* **Stored data**
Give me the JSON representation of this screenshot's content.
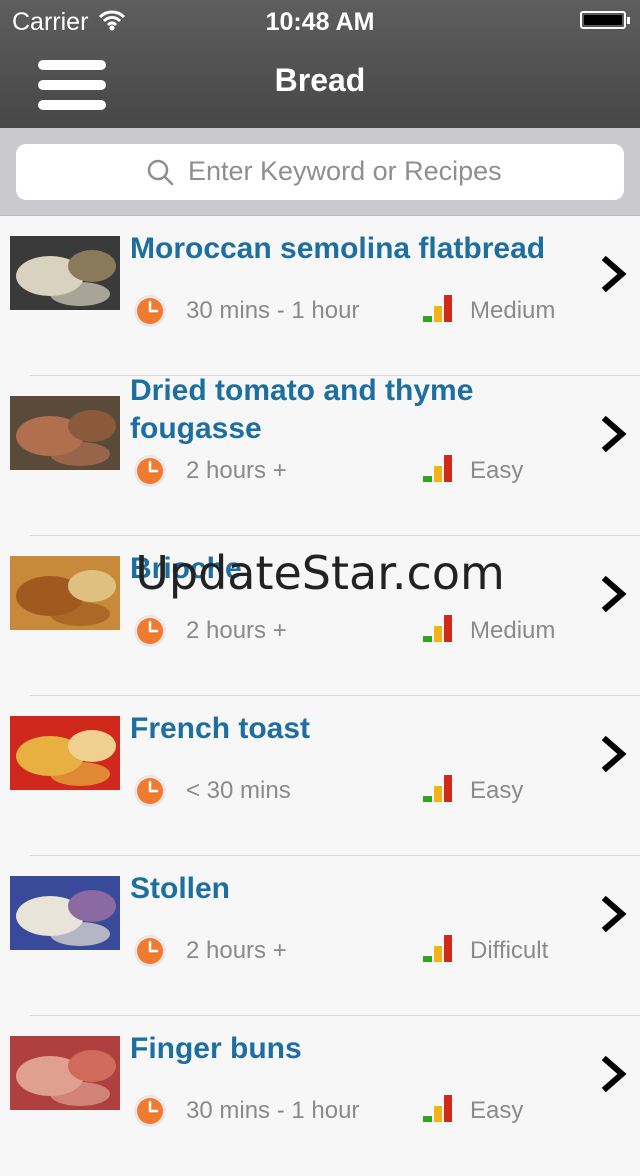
{
  "status": {
    "carrier": "Carrier",
    "time": "10:48 AM"
  },
  "nav": {
    "title": "Bread"
  },
  "search": {
    "placeholder": "Enter Keyword or Recipes"
  },
  "recipes": [
    {
      "title": "Moroccan semolina flatbread",
      "duration": "30 mins - 1 hour",
      "difficulty": "Medium",
      "thumb_colors": [
        "#3a3a3a",
        "#d9d2c0",
        "#8a7a5c"
      ]
    },
    {
      "title": "Dried tomato and thyme fougasse",
      "duration": "2 hours +",
      "difficulty": "Easy",
      "thumb_colors": [
        "#5a4a3a",
        "#b07050",
        "#8a5a3a"
      ]
    },
    {
      "title": "Brioche",
      "duration": "2 hours +",
      "difficulty": "Medium",
      "thumb_colors": [
        "#c88a3a",
        "#a05a20",
        "#e0c080"
      ]
    },
    {
      "title": "French toast",
      "duration": "< 30 mins",
      "difficulty": "Easy",
      "thumb_colors": [
        "#d0281c",
        "#e8b040",
        "#f0d090"
      ]
    },
    {
      "title": "Stollen",
      "duration": "2 hours +",
      "difficulty": "Difficult",
      "thumb_colors": [
        "#3a4a9a",
        "#e8e4d8",
        "#8a6aa0"
      ]
    },
    {
      "title": "Finger buns",
      "duration": "30 mins - 1 hour",
      "difficulty": "Easy",
      "thumb_colors": [
        "#b04040",
        "#e0a090",
        "#d06a5a"
      ]
    }
  ],
  "watermark": "UpdateStar.com",
  "colors": {
    "accent": "#1e6fa0",
    "header": "#4f4f4f",
    "clock": "#f07a30"
  }
}
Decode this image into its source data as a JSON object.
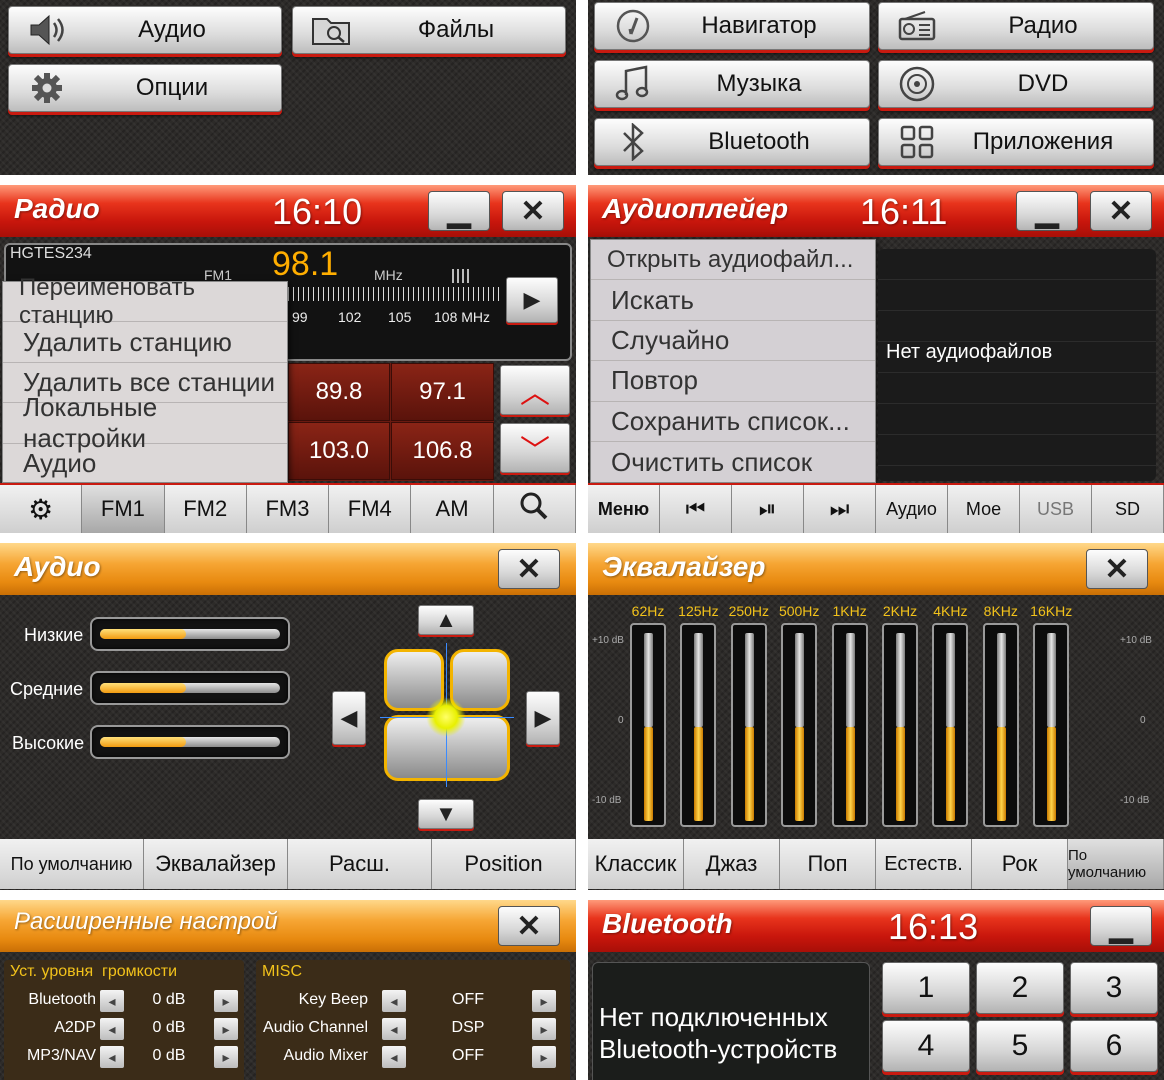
{
  "main_menu_left": {
    "items": [
      {
        "label": "Аудио",
        "icon": "speaker-icon"
      },
      {
        "label": "Файлы",
        "icon": "folder-icon"
      },
      {
        "label": "Опции",
        "icon": "gear-icon"
      }
    ]
  },
  "main_menu_right": {
    "items": [
      {
        "label": "Навигатор",
        "icon": "compass-icon"
      },
      {
        "label": "Радио",
        "icon": "radio-icon"
      },
      {
        "label": "Музыка",
        "icon": "music-note-icon"
      },
      {
        "label": "DVD",
        "icon": "disc-icon"
      },
      {
        "label": "Bluetooth",
        "icon": "bluetooth-icon"
      },
      {
        "label": "Приложения",
        "icon": "apps-grid-icon"
      }
    ]
  },
  "radio": {
    "title": "Радио",
    "time": "16:10",
    "station": "HGTES234",
    "band": "FM1",
    "frequency": "98.1",
    "unit": "MHz",
    "scale": [
      "99",
      "102",
      "105",
      "108 MHz"
    ],
    "presets": [
      "89.8",
      "97.1",
      "103.0",
      "106.8"
    ],
    "context_menu": [
      "Переименовать станцию",
      "Удалить станцию",
      "Удалить все станции",
      "Локальные настройки",
      "Аудио"
    ],
    "bands": [
      "FM1",
      "FM2",
      "FM3",
      "FM4",
      "AM"
    ],
    "active_band": "FM1"
  },
  "player": {
    "title": "Аудиоплейер",
    "time": "16:11",
    "menu": [
      "Открыть аудиофайл...",
      "Искать",
      "Случайно",
      "Повтор",
      "Сохранить список...",
      "Очистить список"
    ],
    "empty_text": "Нет аудиофайлов",
    "bottom": {
      "menu": "Меню",
      "audio": "Аудио",
      "mine": "Мое",
      "usb": "USB",
      "sd": "SD"
    }
  },
  "audio": {
    "title": "Аудио",
    "sliders": [
      {
        "label": "Низкие",
        "level": 0.48
      },
      {
        "label": "Средние",
        "level": 0.48
      },
      {
        "label": "Высокие",
        "level": 0.48
      }
    ],
    "tabs": [
      "По умолчанию",
      "Эквалайзер",
      "Расш.",
      "Position"
    ]
  },
  "eq": {
    "title": "Эквалайзер",
    "bands": [
      "62Hz",
      "125Hz",
      "250Hz",
      "500Hz",
      "1KHz",
      "2KHz",
      "4KHz",
      "8KHz",
      "16KHz"
    ],
    "levels_db": [
      0,
      0,
      0,
      0,
      0,
      0,
      0,
      0,
      0
    ],
    "scale": {
      "top": "+10 dB",
      "mid": "0",
      "bottom": "-10 dB"
    },
    "presets": [
      "Классик",
      "Джаз",
      "Поп",
      "Естеств.",
      "Рок",
      "По умолчанию"
    ],
    "active_preset": "По умолчанию"
  },
  "advanced": {
    "title": "Расширенные настрой",
    "left_header": "Уст. уровня  громкости",
    "left_rows": [
      {
        "name": "Bluetooth",
        "value": "0 dB"
      },
      {
        "name": "A2DP",
        "value": "0 dB"
      },
      {
        "name": "MP3/NAV",
        "value": "0 dB"
      }
    ],
    "right_header": "MISC",
    "right_rows": [
      {
        "name": "Key Beep",
        "value": "OFF"
      },
      {
        "name": "Audio Channel",
        "value": "DSP"
      },
      {
        "name": "Audio Mixer",
        "value": "OFF"
      }
    ]
  },
  "bluetooth": {
    "title": "Bluetooth",
    "time": "16:13",
    "status": "Нет подключенных Bluetooth-устройств",
    "keys": [
      "1",
      "2",
      "3",
      "4",
      "5",
      "6"
    ]
  },
  "colors": {
    "red_header": "#c8160c",
    "orange_header": "#e88a10",
    "accent_yellow": "#f6a533",
    "freq_orange": "#ffae00"
  }
}
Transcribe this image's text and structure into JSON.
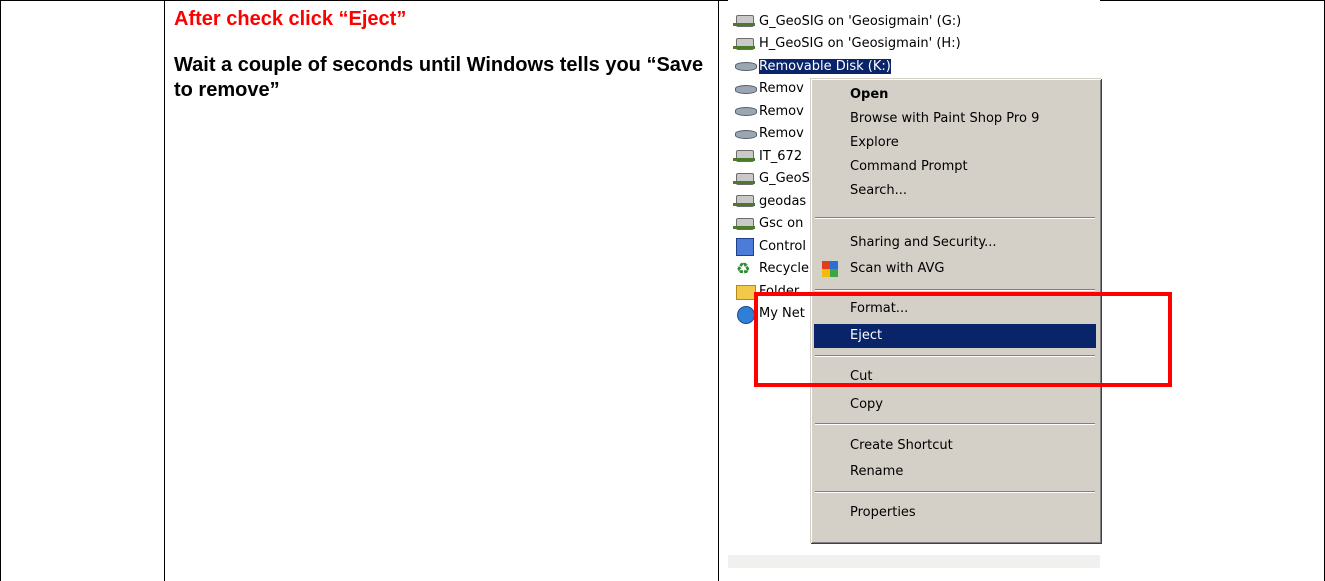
{
  "instructions": {
    "step_title": "After check click “Eject”",
    "step_description": "Wait a couple of seconds until Windows tells you “Save to remove”"
  },
  "explorer": {
    "items": [
      {
        "label": "G_GeoSIG on 'Geosigmain' (G:)",
        "type": "N",
        "icon": "network-drive-icon"
      },
      {
        "label": "H_GeoSIG on 'Geosigmain' (H:)",
        "type": "N",
        "icon": "network-drive-icon"
      },
      {
        "label": "Removable Disk (K:)",
        "type": "R",
        "icon": "removable-disk-icon",
        "selected": true
      },
      {
        "label": "Remov",
        "type": "R",
        "icon": "removable-disk-icon"
      },
      {
        "label": "Remov",
        "type": "R",
        "icon": "removable-disk-icon"
      },
      {
        "label": "Remov",
        "type": "R",
        "icon": "removable-disk-icon"
      },
      {
        "label": "IT_672",
        "type": "D",
        "icon": "network-drive-icon"
      },
      {
        "label": "G_GeoS",
        "type": "N",
        "icon": "network-drive-icon"
      },
      {
        "label": "geodas",
        "type": "D",
        "icon": "network-drive-icon"
      },
      {
        "label": "Gsc on",
        "type": "N",
        "icon": "network-drive-icon"
      },
      {
        "label": "Control",
        "type": "S",
        "icon": "control-panel-icon"
      },
      {
        "label": "Recycle",
        "type": "S",
        "icon": "recycle-bin-icon"
      },
      {
        "label": "Folder",
        "type": "S",
        "icon": "folder-icon"
      },
      {
        "label": "My Net",
        "type": "S",
        "icon": "network-places-icon"
      }
    ]
  },
  "context_menu": {
    "items": [
      {
        "label": "Open",
        "bold": true
      },
      {
        "label": "Browse with Paint Shop Pro 9"
      },
      {
        "label": "Explore"
      },
      {
        "label": "Command Prompt"
      },
      {
        "label": "Search..."
      },
      {
        "label": "Sharing and Security..."
      },
      {
        "label": "Scan with AVG",
        "icon": "avg-icon"
      },
      {
        "label": "Format..."
      },
      {
        "label": "Eject",
        "highlighted": true
      },
      {
        "label": "Cut"
      },
      {
        "label": "Copy"
      },
      {
        "label": "Create Shortcut"
      },
      {
        "label": "Rename"
      },
      {
        "label": "Properties"
      }
    ]
  },
  "colors": {
    "callout": "#ff0000",
    "selection": "#0a246a",
    "menu_bg": "#d4d0c8"
  }
}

* **Stated problem**
Identify all lines in the records above with the word "станцию".

* **Response**
      "Переименовать станцию",
      "Удалить станцию",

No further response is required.